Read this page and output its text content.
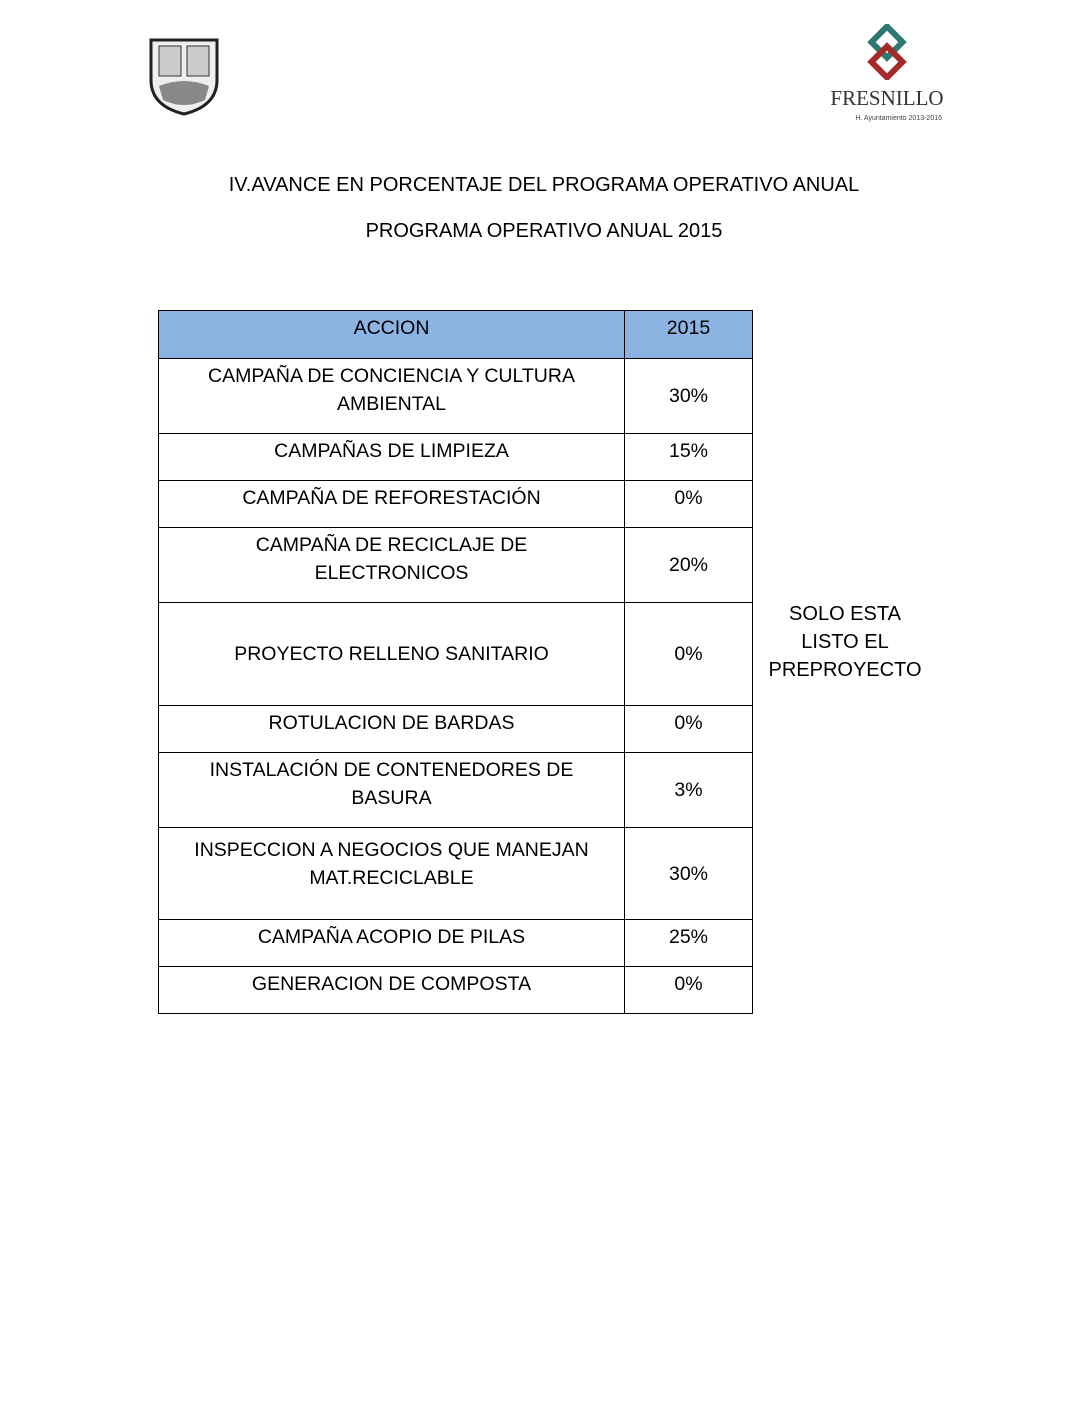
FRESNILLO
H. Ayuntamiento 2013-2016
IV.AVANCE EN PORCENTAJE DEL PROGRAMA OPERATIVO ANUAL
PROGRAMA OPERATIVO ANUAL 2015
ACCION	2015
CAMPAÑA DE CONCIENCIA Y CULTURA AMBIENTAL	30%
CAMPAÑAS DE LIMPIEZA	15%
CAMPAÑA DE REFORESTACIÓN	0%
CAMPAÑA DE RECICLAJE DE ELECTRONICOS	20%
PROYECTO RELLENO SANITARIO	0%
ROTULACION DE BARDAS	0%
INSTALACIÓN DE CONTENEDORES DE BASURA	3%
INSPECCION A NEGOCIOS QUE MANEJAN MAT.RECICLABLE	30%
CAMPAÑA ACOPIO DE PILAS	25%
GENERACION DE COMPOSTA	0%
SOLO ESTA LISTO EL PREPROYECTO
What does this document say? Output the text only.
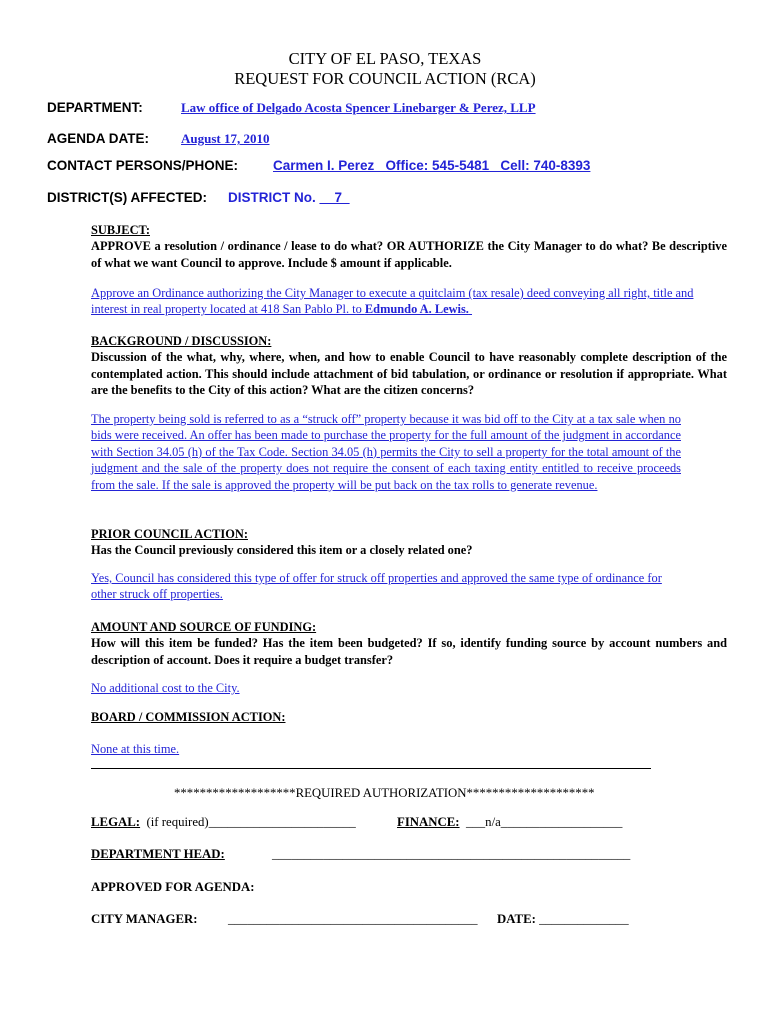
CITY OF EL PASO, TEXAS
REQUEST FOR COUNCIL ACTION (RCA)
DEPARTMENT:	Law office of Delgado Acosta Spencer Linebarger & Perez, LLP
AGENDA DATE: August 17, 2010
CONTACT PERSONS/PHONE:	Carmen I. Perez   Office: 545-5481   Cell: 740-8393
DISTRICT(S) AFFECTED: DISTRICT No. __7_
SUBJECT:
APPROVE a resolution / ordinance / lease to do what? OR AUTHORIZE the City Manager to do what? Be descriptive of what we want Council to approve. Include $ amount if applicable.
Approve an Ordinance authorizing the City Manager to execute a quitclaim (tax resale) deed conveying all right, title and interest in real property located at 418 San Pablo Pl. to Edmundo A. Lewis.
BACKGROUND / DISCUSSION:
Discussion of the what, why, where, when, and how to enable Council to have reasonably complete description of the contemplated action. This should include attachment of bid tabulation, or ordinance or resolution if appropriate. What are the benefits to the City of this action? What are the citizen concerns?
The property being sold is referred to as a “struck off” property because it was bid off to the City at a tax sale when no bids were received. An offer has been made to purchase the property for the full amount of the judgment in accordance with Section 34.05 (h) of the Tax Code. Section 34.05 (h) permits the City to sell a property for the total amount of the judgment and the sale of the property does not require the consent of each taxing entity entitled to receive proceeds from the sale. If the sale is approved the property will be put back on the tax rolls to generate revenue.
PRIOR COUNCIL ACTION:
Has the Council previously considered this item or a closely related one?
Yes, Council has considered this type of offer for struck off properties and approved the same type of ordinance for other struck off properties.
AMOUNT AND SOURCE OF FUNDING:
How will this item be funded? Has the item been budgeted? If so, identify funding source by account numbers and description of account. Does it require a budget transfer?
No additional cost to the City.
BOARD / COMMISSION ACTION:
None at this time.
*******************REQUIRED AUTHORIZATION********************
LEGAL: (if required)_______________________	FINANCE: ___n/a___________________
DEPARTMENT HEAD:	________________________________________________________
APPROVED FOR AGENDA:
CITY MANAGER: _______________________________________ DATE: ______________
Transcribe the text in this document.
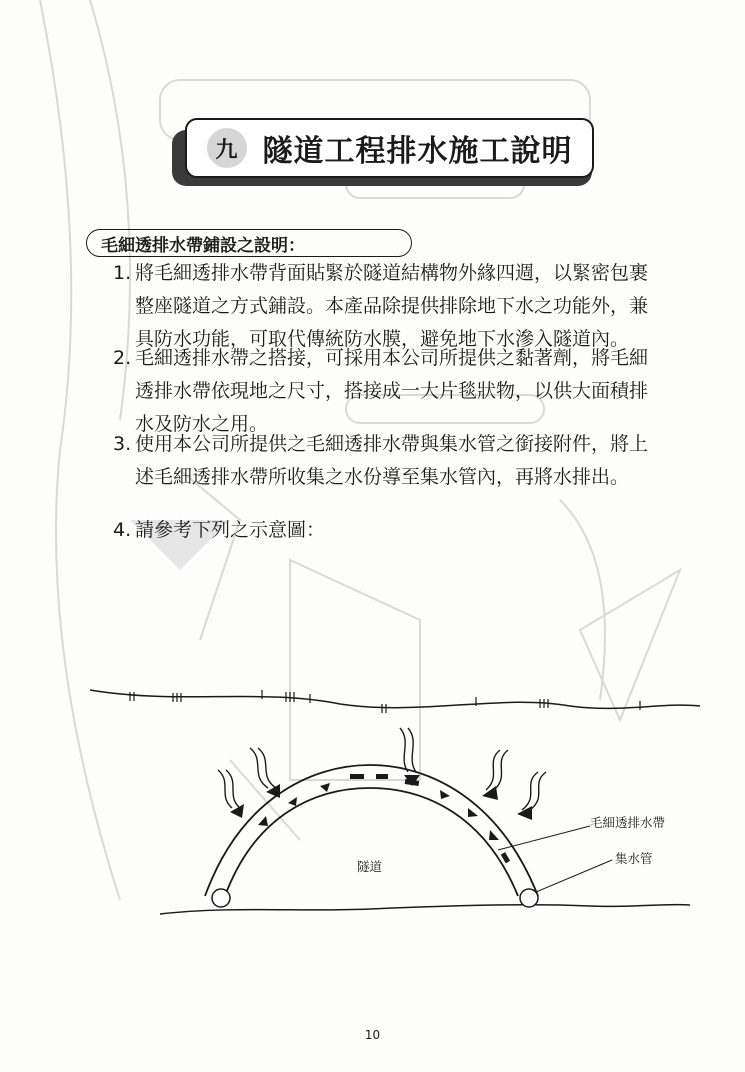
九 隧道工程排水施工說明
毛細透排水帶鋪設之設明：
1. 將毛細透排水帶背面貼緊於隧道結構物外緣四週，以緊密包裹
整座隧道之方式鋪設。本產品除提供排除地下水之功能外，兼
具防水功能，可取代傳統防水膜，避免地下水滲入隧道內。
2. 毛細透排水帶之搭接，可採用本公司所提供之黏著劑，將毛細
透排水帶依現地之尺寸，搭接成一大片毯狀物，以供大面積排
水及防水之用。
3. 使用本公司所提供之毛細透排水帶與集水管之銜接附件，將上
述毛細透排水帶所收集之水份導至集水管內，再將水排出。
4. 請參考下列之示意圖：
隧道
毛細透排水帶
集水管
10
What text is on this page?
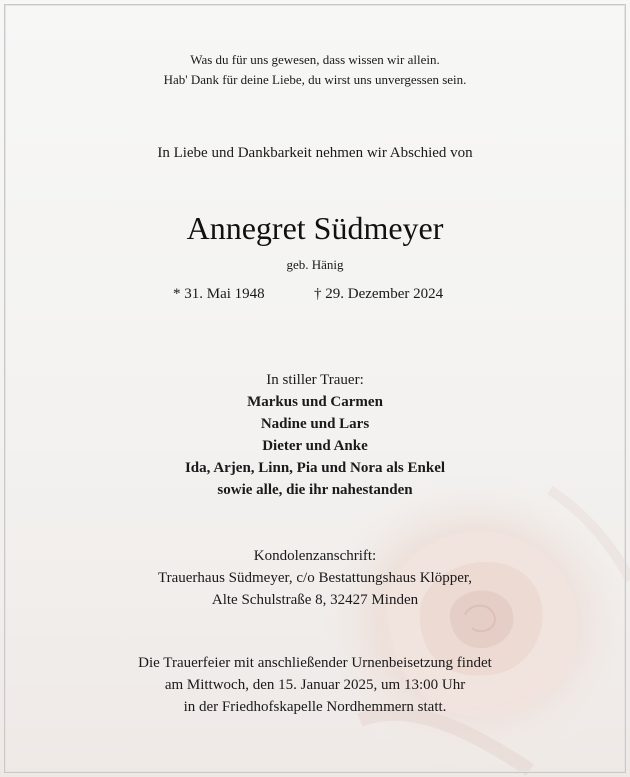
Was du für uns gewesen, dass wissen wir allein.
Hab' Dank für deine Liebe, du wirst uns unvergessen sein.
In Liebe und Dankbarkeit nehmen wir Abschied von
Annegret Südmeyer
geb. Hänig
* 31. Mai 1948	† 29. Dezember 2024
In stiller Trauer:
Markus und Carmen
Nadine und Lars
Dieter und Anke
Ida, Arjen, Linn, Pia und Nora als Enkel
sowie alle, die ihr nahestanden
Kondolenzanschrift:
Trauerhaus Südmeyer, c/o Bestattungshaus Klöpper,
Alte Schulstraße 8, 32427 Minden
Die Trauerfeier mit anschließender Urnenbeisetzung findet
am Mittwoch, den 15. Januar 2025, um 13:00 Uhr
in der Friedhofskapelle Nordhemmern statt.
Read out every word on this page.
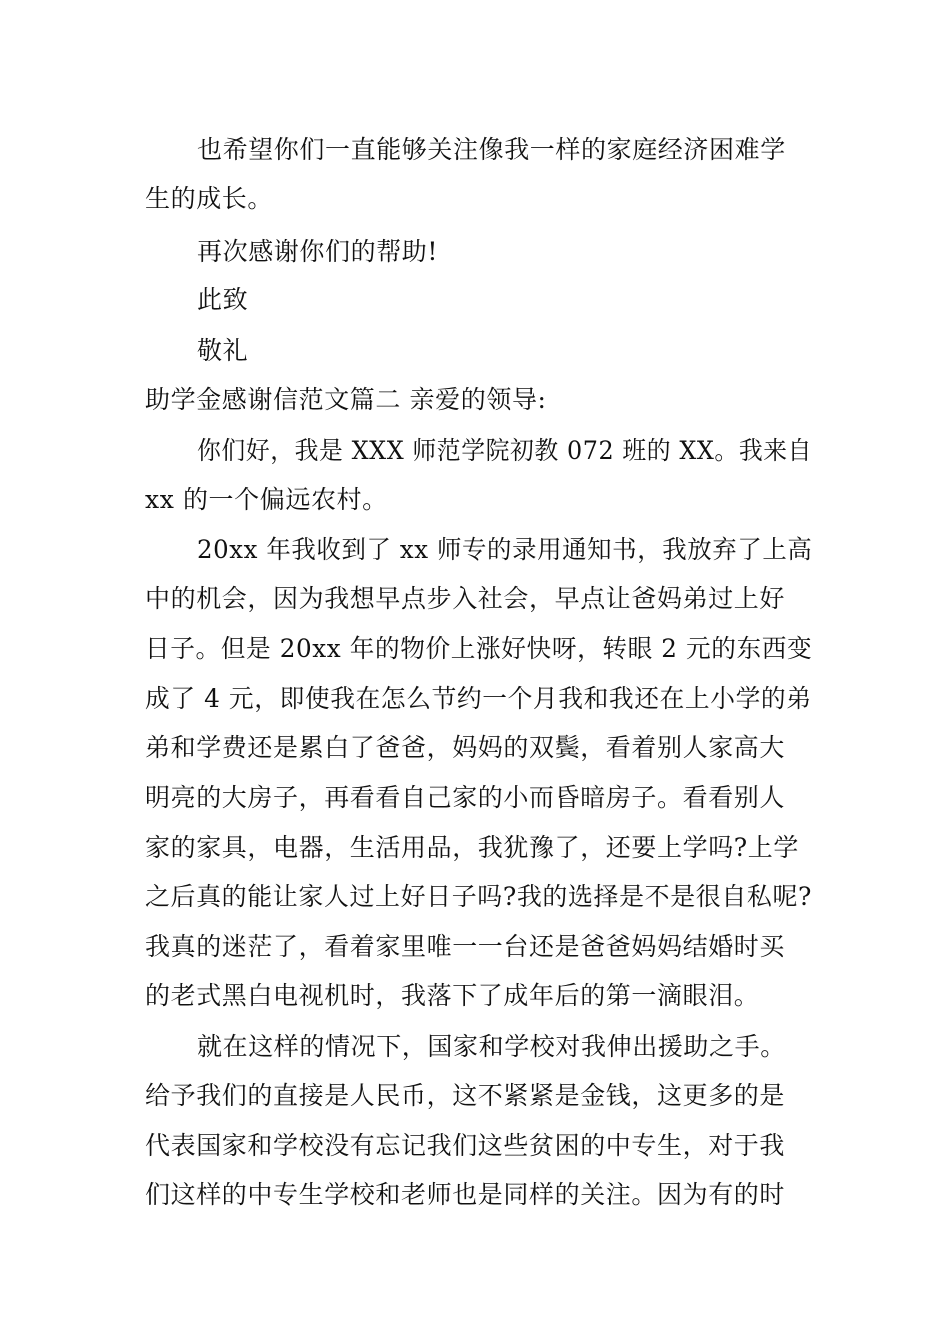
也希望你们一直能够关注像我一样的家庭经济困难学
生的成长。
再次感谢你们的帮助!
此致
敬礼
助学金感谢信范文篇二 亲爱的领导:
你们好，我是 XXX 师范学院初教 072 班的 XX。我来自
xx 的一个偏远农村。
20xx 年我收到了 xx 师专的录用通知书，我放弃了上高
中的机会，因为我想早点步入社会，早点让爸妈弟过上好
日子。但是 20xx 年的物价上涨好快呀，转眼 2 元的东西变
成了 4 元，即使我在怎么节约一个月我和我还在上小学的弟
弟和学费还是累白了爸爸，妈妈的双鬓，看着别人家高大
明亮的大房子，再看看自己家的小而昏暗房子。看看别人
家的家具，电器，生活用品，我犹豫了，还要上学吗?上学
之后真的能让家人过上好日子吗?我的选择是不是很自私呢?
我真的迷茫了，看着家里唯一一台还是爸爸妈妈结婚时买
的老式黑白电视机时，我落下了成年后的第一滴眼泪。
就在这样的情况下，国家和学校对我伸出援助之手。
给予我们的直接是人民币，这不紧紧是金钱，这更多的是
代表国家和学校没有忘记我们这些贫困的中专生，对于我
们这样的中专生学校和老师也是同样的关注。因为有的时
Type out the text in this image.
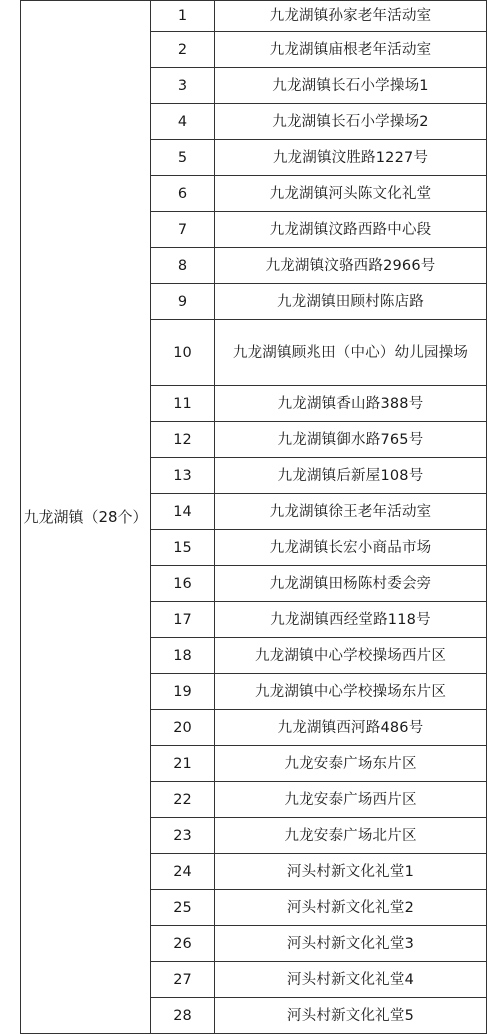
九龙湖镇（28个）	1	九龙湖镇孙家老年活动室
	2	九龙湖镇庙根老年活动室
	3	九龙湖镇长石小学操场1
	4	九龙湖镇长石小学操场2
	5	九龙湖镇汶胜路1227号
	6	九龙湖镇河头陈文化礼堂
	7	九龙湖镇汶路西路中心段
	8	九龙湖镇汶骆西路2966号
	9	九龙湖镇田顾村陈店路
	10	九龙湖镇顾兆田（中心）幼儿园操场
	11	九龙湖镇香山路388号
	12	九龙湖镇御水路765号
	13	九龙湖镇后新屋108号
	14	九龙湖镇徐王老年活动室
	15	九龙湖镇长宏小商品市场
	16	九龙湖镇田杨陈村委会旁
	17	九龙湖镇西经堂路118号
	18	九龙湖镇中心学校操场西片区
	19	九龙湖镇中心学校操场东片区
	20	九龙湖镇西河路486号
	21	九龙安泰广场东片区
	22	九龙安泰广场西片区
	23	九龙安泰广场北片区
	24	河头村新文化礼堂1
	25	河头村新文化礼堂2
	26	河头村新文化礼堂3
	27	河头村新文化礼堂4
	28	河头村新文化礼堂5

◆ ◆ ◆

— EXERCISE —
Every entry must be reproduced exactly, with the images left out.

— RESPONSE TO THE EXERCISE —
Read this page and output its text content.
FRESNILLO
H. Ayuntamiento 2013-2016
IV.AVANCE EN PORCENTAJE DEL PROGRAMA OPERATIVO ANUAL
PROGRAMA OPERATIVO ANUAL 2015
ACCION	2015
CAMPAÑA DE CONCIENCIA Y CULTURA AMBIENTAL	30%
CAMPAÑAS DE LIMPIEZA	15%
CAMPAÑA DE REFORESTACIÓN	0%
CAMPAÑA DE RECICLAJE DE ELECTRONICOS	20%
PROYECTO RELLENO SANITARIO	0%
ROTULACION DE BARDAS	0%
INSTALACIÓN DE CONTENEDORES DE BASURA	3%
INSPECCION A NEGOCIOS QUE MANEJAN MAT.RECICLABLE	30%
CAMPAÑA ACOPIO DE PILAS	25%
GENERACION DE COMPOSTA	0%
SOLO ESTA LISTO EL PREPROYECTO
What does this document say? Output the text only.
CITY OF EL PASO, TEXAS
REQUEST FOR COUNCIL ACTION (RCA)
DEPARTMENT:	Law office of Delgado Acosta Spencer Linebarger & Perez, LLP
AGENDA DATE: August 17, 2010
CONTACT PERSONS/PHONE:	Carmen I. Perez   Office: 545-5481   Cell: 740-8393
DISTRICT(S) AFFECTED: DISTRICT No. __7_
SUBJECT:
APPROVE a resolution / ordinance / lease to do what? OR AUTHORIZE the City Manager to do what? Be descriptive of what we want Council to approve. Include $ amount if applicable.
Approve an Ordinance authorizing the City Manager to execute a quitclaim (tax resale) deed conveying all right, title and interest in real property located at 418 San Pablo Pl. to Edmundo A. Lewis.
BACKGROUND / DISCUSSION:
Discussion of the what, why, where, when, and how to enable Council to have reasonably complete description of the contemplated action. This should include attachment of bid tabulation, or ordinance or resolution if appropriate. What are the benefits to the City of this action? What are the citizen concerns?
The property being sold is referred to as a “struck off” property because it was bid off to the City at a tax sale when no bids were received. An offer has been made to purchase the property for the full amount of the judgment in accordance with Section 34.05 (h) of the Tax Code. Section 34.05 (h) permits the City to sell a property for the total amount of the judgment and the sale of the property does not require the consent of each taxing entity entitled to receive proceeds from the sale. If the sale is approved the property will be put back on the tax rolls to generate revenue.
PRIOR COUNCIL ACTION:
Has the Council previously considered this item or a closely related one?
Yes, Council has considered this type of offer for struck off properties and approved the same type of ordinance for other struck off properties.
AMOUNT AND SOURCE OF FUNDING:
How will this item be funded? Has the item been budgeted? If so, identify funding source by account numbers and description of account. Does it require a budget transfer?
No additional cost to the City.
BOARD / COMMISSION ACTION:
None at this time.
*******************REQUIRED AUTHORIZATION********************
LEGAL: (if required)_______________________	FINANCE: ___n/a___________________
DEPARTMENT HEAD:	________________________________________________________
APPROVED FOR AGENDA:
CITY MANAGER: _______________________________________ DATE: ______________
Transcribe the text in this document.
九 隧道工程排水施工說明
毛細透排水帶鋪設之設明：
1. 將毛細透排水帶背面貼緊於隧道結構物外緣四週，以緊密包裹
整座隧道之方式鋪設。本產品除提供排除地下水之功能外，兼
具防水功能，可取代傳統防水膜，避免地下水滲入隧道內。
2. 毛細透排水帶之搭接，可採用本公司所提供之黏著劑，將毛細
透排水帶依現地之尺寸，搭接成一大片毯狀物，以供大面積排
水及防水之用。
3. 使用本公司所提供之毛細透排水帶與集水管之銜接附件，將上
述毛細透排水帶所收集之水份導至集水管內，再將水排出。
4. 請參考下列之示意圖：
隧道
毛細透排水帶
集水管
10
What text is on this page?
Was du für uns gewesen, dass wissen wir allein.
Hab' Dank für deine Liebe, du wirst uns unvergessen sein.
In Liebe und Dankbarkeit nehmen wir Abschied von
Annegret Südmeyer
geb. Hänig
* 31. Mai 1948	† 29. Dezember 2024
In stiller Trauer:
Markus und Carmen
Nadine und Lars
Dieter und Anke
Ida, Arjen, Linn, Pia und Nora als Enkel
sowie alle, die ihr nahestanden
Kondolenzanschrift:
Trauerhaus Südmeyer, c/o Bestattungshaus Klöpper,
Alte Schulstraße 8, 32427 Minden
Die Trauerfeier mit anschließender Urnenbeisetzung findet
am Mittwoch, den 15. Januar 2025, um 13:00 Uhr
in der Friedhofskapelle Nordhemmern statt.
Read out every word on this page.
也希望你们一直能够关注像我一样的家庭经济困难学
生的成长。
再次感谢你们的帮助!
此致
敬礼
助学金感谢信范文篇二 亲爱的领导:
你们好，我是 XXX 师范学院初教 072 班的 XX。我来自
xx 的一个偏远农村。
20xx 年我收到了 xx 师专的录用通知书，我放弃了上高
中的机会，因为我想早点步入社会，早点让爸妈弟过上好
日子。但是 20xx 年的物价上涨好快呀，转眼 2 元的东西变
成了 4 元，即使我在怎么节约一个月我和我还在上小学的弟
弟和学费还是累白了爸爸，妈妈的双鬓，看着别人家高大
明亮的大房子，再看看自己家的小而昏暗房子。看看别人
家的家具，电器，生活用品，我犹豫了，还要上学吗?上学
之后真的能让家人过上好日子吗?我的选择是不是很自私呢?
我真的迷茫了，看着家里唯一一台还是爸爸妈妈结婚时买
的老式黑白电视机时，我落下了成年后的第一滴眼泪。
就在这样的情况下，国家和学校对我伸出援助之手。
给予我们的直接是人民币，这不紧紧是金钱，这更多的是
代表国家和学校没有忘记我们这些贫困的中专生，对于我
们这样的中专生学校和老师也是同样的关注。因为有的时
Type out the text in this image.
九龙湖镇（28个）	1	九龙湖镇孙家老年活动室
	2	九龙湖镇庙根老年活动室
	3	九龙湖镇长石小学操场1
	4	九龙湖镇长石小学操场2
	5	九龙湖镇汶胜路1227号
	6	九龙湖镇河头陈文化礼堂
	7	九龙湖镇汶路西路中心段
	8	九龙湖镇汶骆西路2966号
	9	九龙湖镇田顾村陈店路
	10	九龙湖镇顾兆田（中心）幼儿园操场
	11	九龙湖镇香山路388号
	12	九龙湖镇御水路765号
	13	九龙湖镇后新屋108号
	14	九龙湖镇徐王老年活动室
	15	九龙湖镇长宏小商品市场
	16	九龙湖镇田杨陈村委会旁
	17	九龙湖镇西经堂路118号
	18	九龙湖镇中心学校操场西片区
	19	九龙湖镇中心学校操场东片区
	20	九龙湖镇西河路486号
	21	九龙安泰广场东片区
	22	九龙安泰广场西片区
	23	九龙安泰广场北片区
	24	河头村新文化礼堂1
	25	河头村新文化礼堂2
	26	河头村新文化礼堂3
	27	河头村新文化礼堂4
	28	河头村新文化礼堂5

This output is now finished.